*Exercise aim*: Can you reproduce every row below word for word, with the pictures left out?

☆ ☆ ☆ ☆ ☆ ☆ ☆

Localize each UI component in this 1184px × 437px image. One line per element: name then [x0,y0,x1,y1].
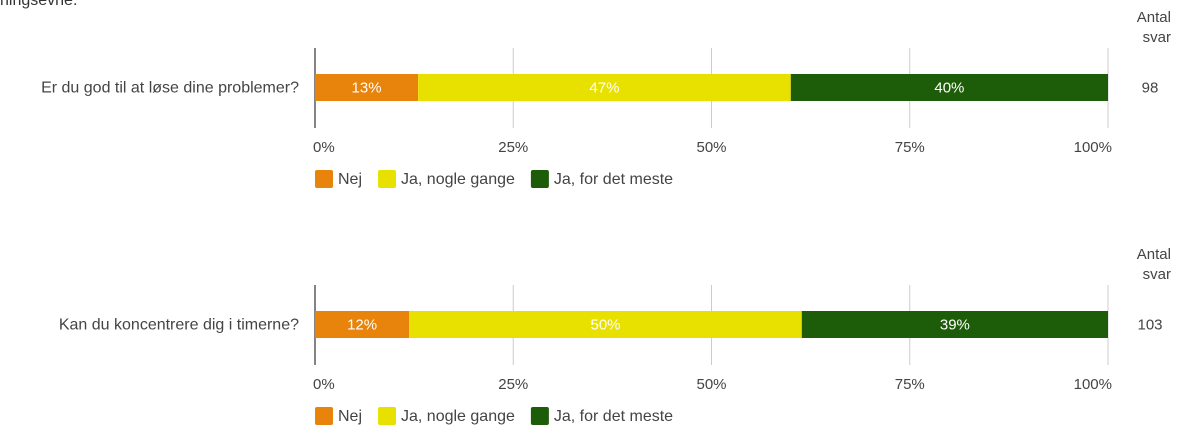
legend-item-ja-for-det-meste: Ja, for det meste [530,407,673,425]
legend-swatch [378,407,397,425]
legend-swatch [530,170,549,188]
category-label: Er du god til at løse dine problemer? [41,80,299,97]
data-label: 39% [940,317,970,334]
legend-label: Ja, nogle gange [401,171,515,188]
bar-segment-ja-nogle-gange [418,74,791,101]
stacked-bar-chart-concentration: Kan du koncentrere dig i timerne? 12% 50% 3… [0,237,1184,437]
bar-segment-nej [315,74,419,101]
x-tick-label: 75% [895,376,925,393]
x-tick-label: 25% [498,376,528,393]
legend-item-ja-for-det-meste: Ja, for det meste [530,170,673,188]
stacked-bar-chart-problem-solving: Er du god til at løse dine problemer? 13%… [0,0,1184,200]
count-header: Antal [1137,246,1171,263]
legend-label: Ja, for det meste [554,408,673,425]
chart-svg: Kan du koncentrere dig i timerne? 12% 50% 3… [59,246,1171,425]
x-tick-label: 25% [498,139,528,156]
bar-segment-ja-for-det-meste [801,311,1108,338]
bar-segment-nej [315,311,410,338]
data-label: 12% [347,317,377,334]
legend-label: Nej [338,171,362,188]
x-tick-label: 100% [1074,376,1112,393]
count-header: svar [1143,29,1171,46]
legend-swatch [315,170,333,188]
response-count: 98 [1142,80,1159,97]
legend-item-nej: Nej [315,407,362,425]
x-tick-label: 0% [313,376,335,393]
data-label: 47% [589,80,619,97]
x-tick-label: 75% [895,139,925,156]
data-label: 50% [590,317,620,334]
x-tick-label: 100% [1074,139,1112,156]
legend-swatch [315,407,333,425]
count-header: svar [1143,266,1171,283]
legend-item-ja-nogle-gange: Ja, nogle gange [378,407,515,425]
bar-segment-ja-nogle-gange [409,311,802,338]
x-tick-label: 0% [313,139,335,156]
response-count: 103 [1137,317,1162,334]
x-tick-label: 50% [696,139,726,156]
legend-swatch [378,170,397,188]
data-label: 13% [352,80,382,97]
count-header: Antal [1137,9,1171,26]
legend-swatch [530,407,549,425]
legend-item-ja-nogle-gange: Ja, nogle gange [378,170,515,188]
legend-label: Nej [338,408,362,425]
x-tick-label: 50% [696,376,726,393]
chart-svg: Er du god til at løse dine problemer? 13%… [41,9,1171,188]
top-caption: ningsevne. [0,0,78,9]
legend-label: Ja, nogle gange [401,408,515,425]
data-label: 40% [934,80,964,97]
category-label: Kan du koncentrere dig i timerne? [59,317,299,334]
legend-item-nej: Nej [315,170,362,188]
legend-label: Ja, for det meste [554,171,673,188]
bar-segment-ja-for-det-meste [790,74,1108,101]
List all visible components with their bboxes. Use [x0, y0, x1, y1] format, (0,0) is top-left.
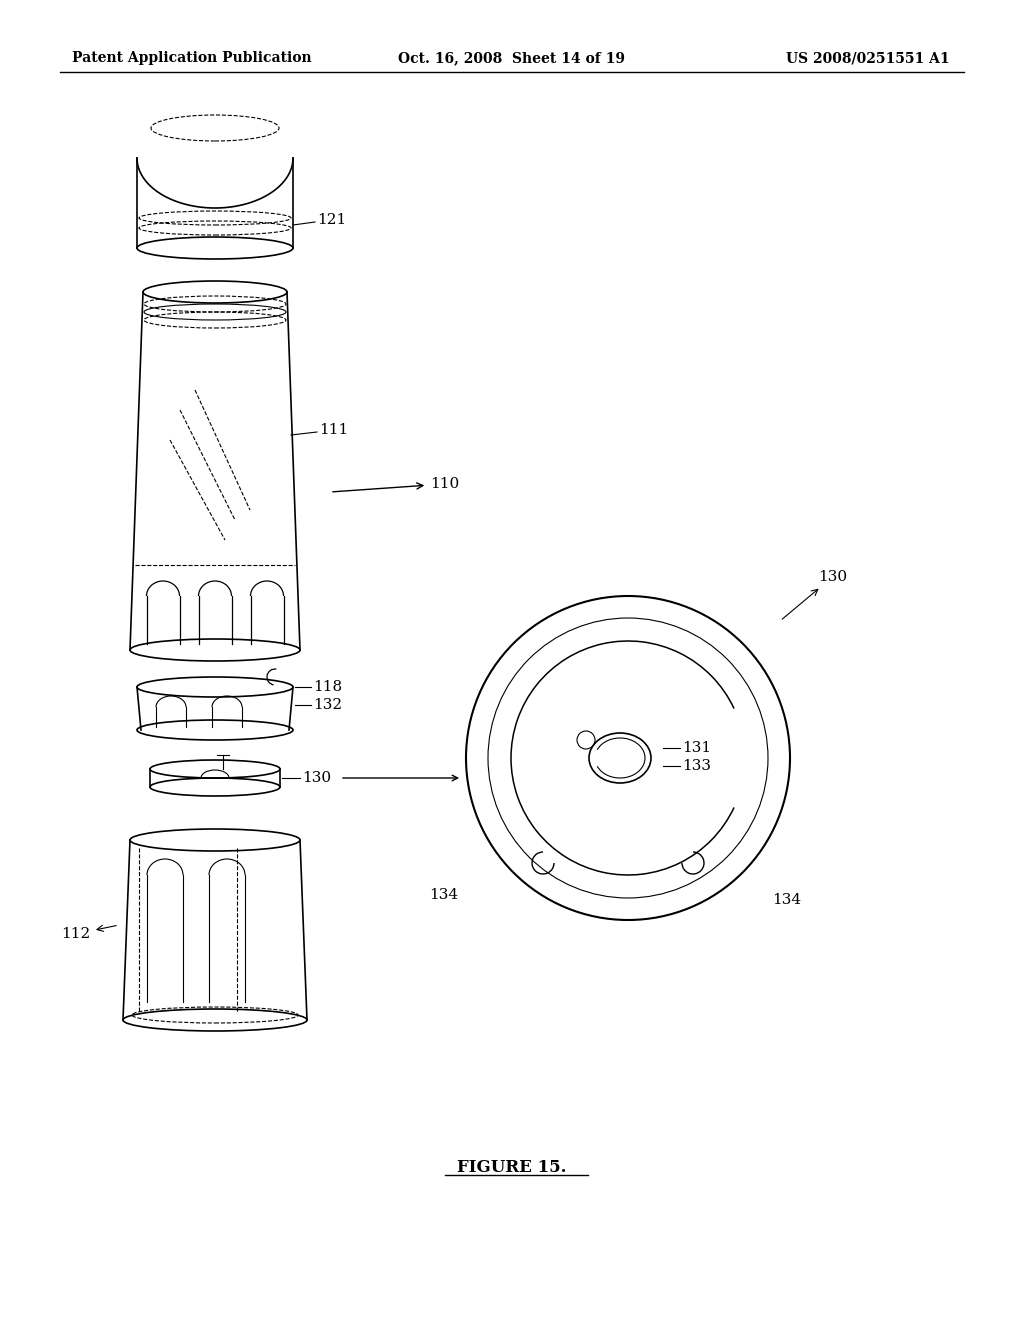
Text: Oct. 16, 2008  Sheet 14 of 19: Oct. 16, 2008 Sheet 14 of 19	[398, 51, 626, 65]
Text: 131: 131	[682, 741, 711, 755]
Text: 134: 134	[772, 894, 801, 907]
Text: 110: 110	[333, 477, 459, 492]
Text: 130: 130	[302, 771, 331, 785]
Text: Patent Application Publication: Patent Application Publication	[72, 51, 311, 65]
Text: 111: 111	[319, 422, 348, 437]
Text: 133: 133	[682, 759, 711, 774]
Text: 118: 118	[313, 680, 342, 694]
Text: 132: 132	[313, 698, 342, 711]
Text: US 2008/0251551 A1: US 2008/0251551 A1	[786, 51, 950, 65]
Text: FIGURE 15.: FIGURE 15.	[458, 1159, 566, 1176]
Text: 121: 121	[317, 213, 346, 227]
Text: 134: 134	[429, 888, 458, 902]
Text: 130: 130	[782, 570, 847, 619]
Text: 112: 112	[61, 925, 117, 941]
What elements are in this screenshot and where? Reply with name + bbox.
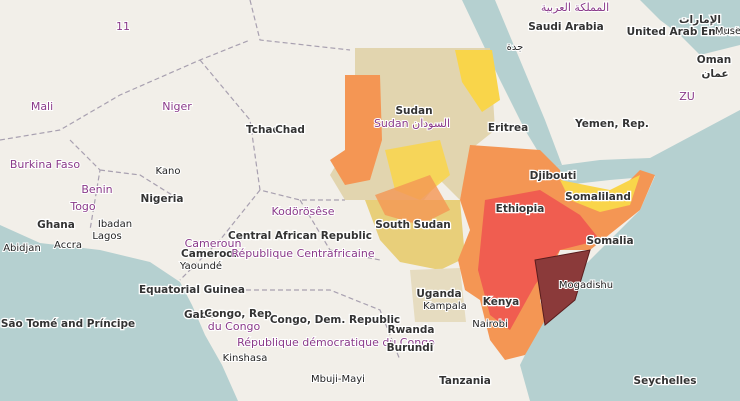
gulf <box>640 0 740 55</box>
place-label: Accra <box>54 240 82 251</box>
place-label: Rwanda <box>388 324 435 336</box>
place-label: Mali <box>31 100 53 113</box>
place-label: Saudi Arabia <box>528 21 603 33</box>
place-label: Abidjan <box>3 243 41 254</box>
place-label: Tchad <box>246 124 280 136</box>
place-label: Niger <box>162 100 192 113</box>
place-label: South Sudan <box>375 219 451 231</box>
place-label: Burkina Faso <box>10 158 80 171</box>
darfur-orange <box>330 75 382 185</box>
gulf-of-guinea <box>0 225 238 401</box>
place-label: São Tomé and Príncipe <box>1 318 135 330</box>
place-label: Gabon <box>184 309 222 321</box>
uganda-region <box>410 268 466 322</box>
place-label: المملكة العربية <box>541 1 609 14</box>
place-label: Kodörösêse <box>271 205 334 218</box>
south-sudan-orange <box>375 175 450 225</box>
borders <box>0 0 401 361</box>
place-label: Kinshasa <box>223 353 268 364</box>
place-label: 11 <box>116 20 130 33</box>
place-label: Equatorial Guinea <box>139 284 245 296</box>
place-label: Ethiopia <box>496 203 545 215</box>
place-label: République démocratique du Congo <box>237 336 435 349</box>
place-label: Tanzania <box>439 375 491 387</box>
place-label: United Arab Emirates <box>627 26 740 38</box>
place-label: Yaoundé <box>179 260 222 272</box>
place-label: جدة <box>507 42 524 53</box>
place-label: الإمارات <box>679 14 721 26</box>
red-sea <box>462 0 562 168</box>
place-label: Sudan <box>395 105 432 117</box>
south-somalia-hatched <box>534 249 591 326</box>
place-label: Mogadishu <box>559 280 613 291</box>
place-label: Sudan السودان <box>374 117 450 130</box>
place-label: Cameroon <box>181 248 241 260</box>
place-label: Yemen, Rep. <box>574 118 649 130</box>
south-sudan-region <box>365 200 465 270</box>
place-label: Togo <box>69 200 96 213</box>
place-label: Kenya <box>483 296 519 308</box>
place-label: Cameroun <box>185 237 242 250</box>
place-label: Burundi <box>387 342 434 354</box>
place-label: Chad <box>275 124 305 136</box>
place-label: Seychelles <box>634 375 697 387</box>
place-label: ZU <box>679 90 695 103</box>
somaliland-yellow <box>560 175 640 212</box>
place-label: Lagos <box>92 231 121 242</box>
sudan-yellow <box>455 50 500 112</box>
place-label: Eritrea <box>488 122 528 134</box>
place-label: Kampala <box>423 301 467 312</box>
place-label: Central African Republic <box>228 230 372 242</box>
place-label: عمان <box>701 68 728 80</box>
place-label: Nigeria <box>141 193 184 205</box>
place-label: Nairobi <box>472 319 508 330</box>
place-label: Mbuji-Mayi <box>311 374 365 385</box>
place-label: Uganda <box>416 288 461 300</box>
place-label: Oman <box>697 54 731 66</box>
place-label: Somaliland <box>565 191 631 203</box>
place-label: Congo, Dem. Republic <box>270 314 400 326</box>
place-label: Benin <box>81 183 112 196</box>
place-label: République Centrafricaine <box>231 247 374 260</box>
place-label: Ghana <box>37 219 75 231</box>
place-label: Congo, Rep. <box>204 308 275 320</box>
place-label: Ibadan <box>98 219 132 230</box>
place-label: du Congo <box>208 320 261 333</box>
place-label: Djibouti <box>530 170 577 182</box>
place-label: Somalia <box>586 235 633 247</box>
place-label: Kano <box>156 166 181 177</box>
place-label: Muse <box>715 26 740 37</box>
indian-ocean <box>520 110 740 401</box>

☆ ☆ ☆ ☆ ☆ ☆ ☆

*Complete response*:
Localize each UI component in this 1184px × 437px image. One line per element: name then [x0,y0,x1,y1].
legend-item-ja-for-det-meste: Ja, for det meste [530,407,673,425]
legend-swatch [378,407,397,425]
legend-swatch [530,170,549,188]
category-label: Er du god til at løse dine problemer? [41,80,299,97]
data-label: 39% [940,317,970,334]
legend-label: Ja, nogle gange [401,171,515,188]
bar-segment-ja-nogle-gange [418,74,791,101]
stacked-bar-chart-concentration: Kan du koncentrere dig i timerne? 12% 50% 3… [0,237,1184,437]
bar-segment-nej [315,74,419,101]
x-tick-label: 75% [895,376,925,393]
x-tick-label: 25% [498,376,528,393]
legend-item-ja-for-det-meste: Ja, for det meste [530,170,673,188]
stacked-bar-chart-problem-solving: Er du god til at løse dine problemer? 13%… [0,0,1184,200]
count-header: Antal [1137,246,1171,263]
legend-label: Ja, for det meste [554,408,673,425]
chart-svg: Kan du koncentrere dig i timerne? 12% 50% 3… [59,246,1171,425]
x-tick-label: 25% [498,139,528,156]
bar-segment-ja-for-det-meste [801,311,1108,338]
bar-segment-nej [315,311,410,338]
data-label: 12% [347,317,377,334]
legend-label: Nej [338,171,362,188]
x-tick-label: 100% [1074,376,1112,393]
count-header: svar [1143,29,1171,46]
legend-swatch [315,170,333,188]
response-count: 98 [1142,80,1159,97]
legend-item-nej: Nej [315,407,362,425]
x-tick-label: 0% [313,376,335,393]
data-label: 47% [589,80,619,97]
x-tick-label: 75% [895,139,925,156]
data-label: 50% [590,317,620,334]
x-tick-label: 100% [1074,139,1112,156]
legend-swatch [315,407,333,425]
count-header: svar [1143,266,1171,283]
legend-item-ja-nogle-gange: Ja, nogle gange [378,407,515,425]
bar-segment-ja-nogle-gange [409,311,802,338]
x-tick-label: 0% [313,139,335,156]
response-count: 103 [1137,317,1162,334]
x-tick-label: 50% [696,139,726,156]
legend-swatch [378,170,397,188]
data-label: 13% [352,80,382,97]
count-header: Antal [1137,9,1171,26]
legend-swatch [530,407,549,425]
legend-item-ja-nogle-gange: Ja, nogle gange [378,170,515,188]
legend-label: Nej [338,408,362,425]
x-tick-label: 50% [696,376,726,393]
chart-svg: Er du god til at løse dine problemer? 13%… [41,9,1171,188]
top-caption: ningsevne. [0,0,78,9]
legend-label: Ja, nogle gange [401,408,515,425]
data-label: 40% [934,80,964,97]
category-label: Kan du koncentrere dig i timerne? [59,317,299,334]
legend-item-nej: Nej [315,170,362,188]
legend-label: Ja, for det meste [554,171,673,188]
bar-segment-ja-for-det-meste [790,74,1108,101]
List all visible components with their bboxes. Use [x0, y0, x1, y1] format, (0,0) is top-left.
Text: Oct. 16, 2008  Sheet 14 of 19: Oct. 16, 2008 Sheet 14 of 19	[398, 51, 626, 65]
Text: 131: 131	[682, 741, 711, 755]
Text: 134: 134	[772, 894, 801, 907]
Text: 110: 110	[333, 477, 459, 492]
Text: 130: 130	[302, 771, 331, 785]
Text: Patent Application Publication: Patent Application Publication	[72, 51, 311, 65]
Text: 111: 111	[319, 422, 348, 437]
Text: 133: 133	[682, 759, 711, 774]
Text: 118: 118	[313, 680, 342, 694]
Text: 132: 132	[313, 698, 342, 711]
Text: US 2008/0251551 A1: US 2008/0251551 A1	[786, 51, 950, 65]
Text: FIGURE 15.: FIGURE 15.	[458, 1159, 566, 1176]
Text: 121: 121	[317, 213, 346, 227]
Text: 134: 134	[429, 888, 458, 902]
Text: 130: 130	[782, 570, 847, 619]
Text: 112: 112	[61, 925, 117, 941]
What elements are in this screenshot and where? Reply with name + bbox.
gulf <box>640 0 740 55</box>
place-label: Accra <box>54 240 82 251</box>
place-label: Rwanda <box>388 324 435 336</box>
place-label: Mali <box>31 100 53 113</box>
place-label: Saudi Arabia <box>528 21 603 33</box>
place-label: Abidjan <box>3 243 41 254</box>
place-label: Tchad <box>246 124 280 136</box>
place-label: Niger <box>162 100 192 113</box>
place-label: South Sudan <box>375 219 451 231</box>
place-label: Burkina Faso <box>10 158 80 171</box>
darfur-orange <box>330 75 382 185</box>
gulf-of-guinea <box>0 225 238 401</box>
place-label: São Tomé and Príncipe <box>1 318 135 330</box>
place-label: Gabon <box>184 309 222 321</box>
uganda-region <box>410 268 466 322</box>
place-label: المملكة العربية <box>541 1 609 14</box>
place-label: Kodörösêse <box>271 205 334 218</box>
south-sudan-orange <box>375 175 450 225</box>
borders <box>0 0 401 361</box>
place-label: Kinshasa <box>223 353 268 364</box>
place-label: 11 <box>116 20 130 33</box>
place-label: Equatorial Guinea <box>139 284 245 296</box>
place-label: Ethiopia <box>496 203 545 215</box>
place-label: République démocratique du Congo <box>237 336 435 349</box>
place-label: Tanzania <box>439 375 491 387</box>
place-label: United Arab Emirates <box>627 26 740 38</box>
place-label: Yaoundé <box>179 260 222 272</box>
place-label: جدة <box>507 42 524 53</box>
place-label: الإمارات <box>679 14 721 26</box>
red-sea <box>462 0 562 168</box>
place-label: Sudan <box>395 105 432 117</box>
south-somalia-hatched <box>534 249 591 326</box>
place-label: Mogadishu <box>559 280 613 291</box>
place-label: Sudan السودان <box>374 117 450 130</box>
place-label: Cameroon <box>181 248 241 260</box>
place-label: Yemen, Rep. <box>574 118 649 130</box>
south-sudan-region <box>365 200 465 270</box>
place-label: Togo <box>69 200 96 213</box>
place-label: Kenya <box>483 296 519 308</box>
place-label: Cameroun <box>185 237 242 250</box>
place-label: Burundi <box>387 342 434 354</box>
place-label: Chad <box>275 124 305 136</box>
place-label: Seychelles <box>634 375 697 387</box>
place-label: ZU <box>679 90 695 103</box>
somaliland-yellow <box>560 175 640 212</box>
place-label: Lagos <box>92 231 121 242</box>
sudan-yellow <box>455 50 500 112</box>
place-label: Eritrea <box>488 122 528 134</box>
place-label: Kampala <box>423 301 467 312</box>
place-label: Central African Republic <box>228 230 372 242</box>
place-label: عمان <box>701 68 728 80</box>
place-label: Nigeria <box>141 193 184 205</box>
place-label: Nairobi <box>472 319 508 330</box>
place-label: Mbuji-Mayi <box>311 374 365 385</box>
place-label: Uganda <box>416 288 461 300</box>
place-label: Oman <box>697 54 731 66</box>
place-label: Somaliland <box>565 191 631 203</box>
place-label: Congo, Dem. Republic <box>270 314 400 326</box>
place-label: Benin <box>81 183 112 196</box>
place-label: République Centrafricaine <box>231 247 374 260</box>
place-label: Ghana <box>37 219 75 231</box>
place-label: Congo, Rep. <box>204 308 275 320</box>
place-label: Ibadan <box>98 219 132 230</box>
place-label: du Congo <box>208 320 261 333</box>
place-label: Djibouti <box>530 170 577 182</box>
place-label: Somalia <box>586 235 633 247</box>
place-label: Kano <box>156 166 181 177</box>
place-label: Muse <box>715 26 740 37</box>
indian-ocean <box>520 110 740 401</box>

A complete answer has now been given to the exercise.